▶ [Text]:

────────

A definitive and thorough examination of the many variables and foibles of economics. Basher al Assad, caught between the horns of a dilemma, had no real understanding of how to offset the forces aligned against him or how best to deflect the neo-liberals ascendancy aligned against his nascent reforming strategies. In some ways Dr. Assad was naive, twisting and bending in the wind and turning to all the wrong people in an effort to keep Syria afloat and deny the IMF/US and Imperialist Corporates, waiting in the wings, their opportunities. He failed abjectly. But Fiscal and economic stability is not for the uninitiated and if he is to get the country back on track he needs to ask those who can best advise him. Both Russia and China have had their problems in evolving and surviving the various assaults by the many privatization moguls and he needs to seek their advice. Syria’s close ties with Russia and the Chinese backing of Syria’s government, might enable him to find a way through this utter minefield he is trying to navigate, since it is already heavily reliant on credit from these two countries and Iran, the Syrian pound may be incorporated into the Renminbi and Ruble trading scheme.

────────

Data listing
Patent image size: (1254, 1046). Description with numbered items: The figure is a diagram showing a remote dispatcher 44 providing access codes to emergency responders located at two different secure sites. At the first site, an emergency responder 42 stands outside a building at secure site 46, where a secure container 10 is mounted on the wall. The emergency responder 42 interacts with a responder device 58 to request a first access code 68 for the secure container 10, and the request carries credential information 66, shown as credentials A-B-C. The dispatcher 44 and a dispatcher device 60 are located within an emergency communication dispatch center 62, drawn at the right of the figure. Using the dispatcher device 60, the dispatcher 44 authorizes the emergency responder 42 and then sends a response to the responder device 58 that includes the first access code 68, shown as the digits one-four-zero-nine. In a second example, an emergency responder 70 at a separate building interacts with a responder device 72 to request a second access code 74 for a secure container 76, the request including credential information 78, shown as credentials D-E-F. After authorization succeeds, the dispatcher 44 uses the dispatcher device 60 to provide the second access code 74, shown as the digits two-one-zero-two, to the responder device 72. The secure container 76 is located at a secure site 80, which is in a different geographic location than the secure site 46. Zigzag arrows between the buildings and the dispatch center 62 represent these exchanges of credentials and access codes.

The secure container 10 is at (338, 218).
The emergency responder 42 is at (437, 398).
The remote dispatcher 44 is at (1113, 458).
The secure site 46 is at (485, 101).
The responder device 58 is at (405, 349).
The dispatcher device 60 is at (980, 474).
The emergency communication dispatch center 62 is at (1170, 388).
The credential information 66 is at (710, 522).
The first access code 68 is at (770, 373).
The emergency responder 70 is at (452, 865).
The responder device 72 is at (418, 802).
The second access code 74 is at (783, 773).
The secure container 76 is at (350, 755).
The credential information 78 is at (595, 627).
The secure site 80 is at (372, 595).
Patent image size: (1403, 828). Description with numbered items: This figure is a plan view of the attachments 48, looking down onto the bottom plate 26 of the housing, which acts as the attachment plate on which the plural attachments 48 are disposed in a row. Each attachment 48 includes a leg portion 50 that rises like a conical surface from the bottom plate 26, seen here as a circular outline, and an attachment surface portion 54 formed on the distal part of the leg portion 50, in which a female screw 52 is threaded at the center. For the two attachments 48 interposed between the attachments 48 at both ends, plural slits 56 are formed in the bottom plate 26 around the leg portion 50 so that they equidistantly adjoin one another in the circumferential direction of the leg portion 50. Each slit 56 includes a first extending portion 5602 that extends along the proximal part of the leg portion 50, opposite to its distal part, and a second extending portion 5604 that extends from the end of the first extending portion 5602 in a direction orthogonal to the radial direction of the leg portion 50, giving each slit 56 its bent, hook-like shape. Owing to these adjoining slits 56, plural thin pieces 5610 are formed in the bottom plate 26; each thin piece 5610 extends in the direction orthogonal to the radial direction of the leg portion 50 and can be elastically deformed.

────────

▶ [Requirements]:
a. List every country named in the comment on Syria's economy.
b. Pick up the comment on Syria's economy after its final sentence and extend it.

▶ [Written answers]:
a. Syria, Russia, China, Iran, US

b.
From Bloomberg: Syria became the second Middle Eastern nation in two weeks, after Kuwait, to dump its currency’s peg to the U.S. dollar to curb rising import costs and inflation. The country will link the Syrian pound to International Monetary Fund special drawing rights instead from mid-July, central bank Governor Adib Mayaleh said. The value of the drawing rights is determined against a basket of currencies including the dollar, euro, yen and U.K. pound. Syria is broadening its peg after the country’s currency was dragged lower against the euro by a 10-per-cent slide in the dollar last year, pushing up the cost of imports from Europe”.
[Norm’s note: since I had to, so to speak, transcribe this piece from .pdf, numbers (i.e., dates and page references and such) may appear as squares, kinda like this: “” . If you spot any of those things, please alert me so that I may update the post with the correct information. Of course, if anything else appears amiss, let me know. I haven’t had much sleep in the past few days, so my editing is at this moment rather wanting. And an excellent piece of analysis, by the way. ]
Source: Raymond Hinnebusch, Syria: from ‘authoritarian upgrading’ to revolution?, International Aﬀairs 88: 1, 2012.
Syria: from ‘authoritarian upgrading’ to revolution?
By Raymond Hinnebusch (11/01/2012)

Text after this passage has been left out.